### YOUR GOAL
Only a number is wanted: how many lines in these records contain the word "recommendations"?

::::::

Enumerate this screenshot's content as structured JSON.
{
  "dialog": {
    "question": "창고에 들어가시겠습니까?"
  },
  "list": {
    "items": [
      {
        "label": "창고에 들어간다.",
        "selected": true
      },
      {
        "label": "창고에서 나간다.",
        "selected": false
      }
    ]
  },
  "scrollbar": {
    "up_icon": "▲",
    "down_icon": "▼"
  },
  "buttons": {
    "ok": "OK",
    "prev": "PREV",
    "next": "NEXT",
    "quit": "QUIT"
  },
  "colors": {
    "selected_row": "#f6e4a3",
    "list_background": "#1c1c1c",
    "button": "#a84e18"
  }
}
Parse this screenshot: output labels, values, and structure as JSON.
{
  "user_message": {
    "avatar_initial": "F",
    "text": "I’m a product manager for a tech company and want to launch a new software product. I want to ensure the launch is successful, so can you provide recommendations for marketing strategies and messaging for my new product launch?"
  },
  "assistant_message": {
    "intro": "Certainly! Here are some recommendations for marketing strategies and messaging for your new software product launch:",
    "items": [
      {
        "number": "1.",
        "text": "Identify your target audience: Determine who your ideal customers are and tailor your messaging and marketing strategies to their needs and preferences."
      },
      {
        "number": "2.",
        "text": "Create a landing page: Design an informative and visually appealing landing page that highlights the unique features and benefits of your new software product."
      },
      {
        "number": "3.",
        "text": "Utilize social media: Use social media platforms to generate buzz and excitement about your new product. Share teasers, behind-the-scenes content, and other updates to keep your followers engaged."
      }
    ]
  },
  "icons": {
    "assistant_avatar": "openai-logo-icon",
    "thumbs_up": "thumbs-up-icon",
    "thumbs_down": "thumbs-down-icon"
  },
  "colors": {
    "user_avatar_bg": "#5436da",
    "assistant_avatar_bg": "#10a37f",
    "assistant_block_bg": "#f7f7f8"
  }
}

::::::

### REPLY
2